─── Items
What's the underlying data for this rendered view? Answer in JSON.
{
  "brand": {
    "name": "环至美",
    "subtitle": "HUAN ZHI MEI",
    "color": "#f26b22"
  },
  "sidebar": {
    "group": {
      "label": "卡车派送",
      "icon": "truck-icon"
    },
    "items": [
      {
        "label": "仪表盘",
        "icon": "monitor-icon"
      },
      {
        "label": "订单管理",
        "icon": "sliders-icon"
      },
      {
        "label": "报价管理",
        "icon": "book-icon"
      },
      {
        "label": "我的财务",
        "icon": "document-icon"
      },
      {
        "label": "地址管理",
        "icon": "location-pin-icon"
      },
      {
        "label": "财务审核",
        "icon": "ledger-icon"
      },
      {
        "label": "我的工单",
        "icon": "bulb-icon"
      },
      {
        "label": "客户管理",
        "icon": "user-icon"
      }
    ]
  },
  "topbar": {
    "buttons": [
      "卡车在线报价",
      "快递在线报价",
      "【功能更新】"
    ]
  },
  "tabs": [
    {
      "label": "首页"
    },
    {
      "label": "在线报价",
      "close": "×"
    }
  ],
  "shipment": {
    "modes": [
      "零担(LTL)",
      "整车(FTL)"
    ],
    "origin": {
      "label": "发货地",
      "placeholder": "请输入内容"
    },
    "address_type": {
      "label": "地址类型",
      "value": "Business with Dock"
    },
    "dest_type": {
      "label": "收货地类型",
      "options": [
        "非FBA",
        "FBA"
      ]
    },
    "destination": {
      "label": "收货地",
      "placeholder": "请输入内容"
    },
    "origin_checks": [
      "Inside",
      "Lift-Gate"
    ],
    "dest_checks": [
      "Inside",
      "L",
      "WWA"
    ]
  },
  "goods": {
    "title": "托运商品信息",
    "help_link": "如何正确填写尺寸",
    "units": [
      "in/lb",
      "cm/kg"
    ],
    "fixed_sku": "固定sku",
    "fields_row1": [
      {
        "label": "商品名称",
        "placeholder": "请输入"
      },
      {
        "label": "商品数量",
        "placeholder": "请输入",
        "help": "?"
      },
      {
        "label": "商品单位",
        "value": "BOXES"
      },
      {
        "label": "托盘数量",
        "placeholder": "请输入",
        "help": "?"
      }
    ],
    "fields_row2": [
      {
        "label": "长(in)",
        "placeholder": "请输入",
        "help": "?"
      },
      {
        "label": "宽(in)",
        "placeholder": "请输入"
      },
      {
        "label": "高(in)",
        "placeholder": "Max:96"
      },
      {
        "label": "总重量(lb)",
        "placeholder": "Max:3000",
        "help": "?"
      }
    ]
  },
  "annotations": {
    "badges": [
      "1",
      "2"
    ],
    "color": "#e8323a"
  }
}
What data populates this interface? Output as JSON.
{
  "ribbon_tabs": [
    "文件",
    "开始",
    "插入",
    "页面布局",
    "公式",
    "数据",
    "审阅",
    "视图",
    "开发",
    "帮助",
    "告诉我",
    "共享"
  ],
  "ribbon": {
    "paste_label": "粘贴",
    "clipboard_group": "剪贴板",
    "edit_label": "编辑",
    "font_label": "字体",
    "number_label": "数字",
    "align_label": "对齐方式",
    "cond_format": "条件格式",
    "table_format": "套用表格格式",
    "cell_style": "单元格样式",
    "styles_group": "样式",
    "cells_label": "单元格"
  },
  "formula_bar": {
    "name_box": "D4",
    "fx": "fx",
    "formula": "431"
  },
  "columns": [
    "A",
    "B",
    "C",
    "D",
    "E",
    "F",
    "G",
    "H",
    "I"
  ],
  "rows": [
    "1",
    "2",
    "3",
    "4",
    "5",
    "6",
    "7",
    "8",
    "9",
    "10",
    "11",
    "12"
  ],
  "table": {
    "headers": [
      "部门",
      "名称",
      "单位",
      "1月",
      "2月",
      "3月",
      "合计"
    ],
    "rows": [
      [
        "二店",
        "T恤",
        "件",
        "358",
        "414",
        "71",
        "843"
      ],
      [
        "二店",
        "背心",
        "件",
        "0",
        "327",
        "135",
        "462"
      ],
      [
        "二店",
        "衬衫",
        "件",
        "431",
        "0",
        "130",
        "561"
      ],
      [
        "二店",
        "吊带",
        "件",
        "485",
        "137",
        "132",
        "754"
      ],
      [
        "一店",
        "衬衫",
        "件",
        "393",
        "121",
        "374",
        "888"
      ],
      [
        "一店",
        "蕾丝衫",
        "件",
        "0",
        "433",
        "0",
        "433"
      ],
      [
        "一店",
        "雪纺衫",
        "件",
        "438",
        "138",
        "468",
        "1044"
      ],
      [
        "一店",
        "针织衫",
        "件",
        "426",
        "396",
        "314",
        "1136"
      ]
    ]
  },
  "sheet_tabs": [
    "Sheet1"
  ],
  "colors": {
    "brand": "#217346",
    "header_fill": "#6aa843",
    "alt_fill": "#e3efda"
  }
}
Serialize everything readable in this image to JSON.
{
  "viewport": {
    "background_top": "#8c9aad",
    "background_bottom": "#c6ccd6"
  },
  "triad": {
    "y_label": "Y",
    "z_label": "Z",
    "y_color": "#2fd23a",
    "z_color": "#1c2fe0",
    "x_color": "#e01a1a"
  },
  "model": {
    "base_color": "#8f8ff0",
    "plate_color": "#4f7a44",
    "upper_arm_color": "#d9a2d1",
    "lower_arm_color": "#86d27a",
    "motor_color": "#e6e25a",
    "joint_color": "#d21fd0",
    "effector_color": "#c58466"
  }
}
──────
**Short problem:** Your task is to reproduce, exactly and exclusively, the lines from the one holding "Serialize everything readable" through the final line of the listing.

**Worked solution:**
Serialize everything readable in this image to JSON.
{
  "viewport": {
    "background_top": "#8c9aad",
    "background_bottom": "#c6ccd6"
  },
  "triad": {
    "y_label": "Y",
    "z_label": "Z",
    "y_color": "#2fd23a",
    "z_color": "#1c2fe0",
    "x_color": "#e01a1a"
  },
  "model": {
    "base_color": "#8f8ff0",
    "plate_color": "#4f7a44",
    "upper_arm_color": "#d9a2d1",
    "lower_arm_color": "#86d27a",
    "motor_color": "#e6e25a",
    "joint_color": "#d21fd0",
    "effector_color": "#c58466"
  }
}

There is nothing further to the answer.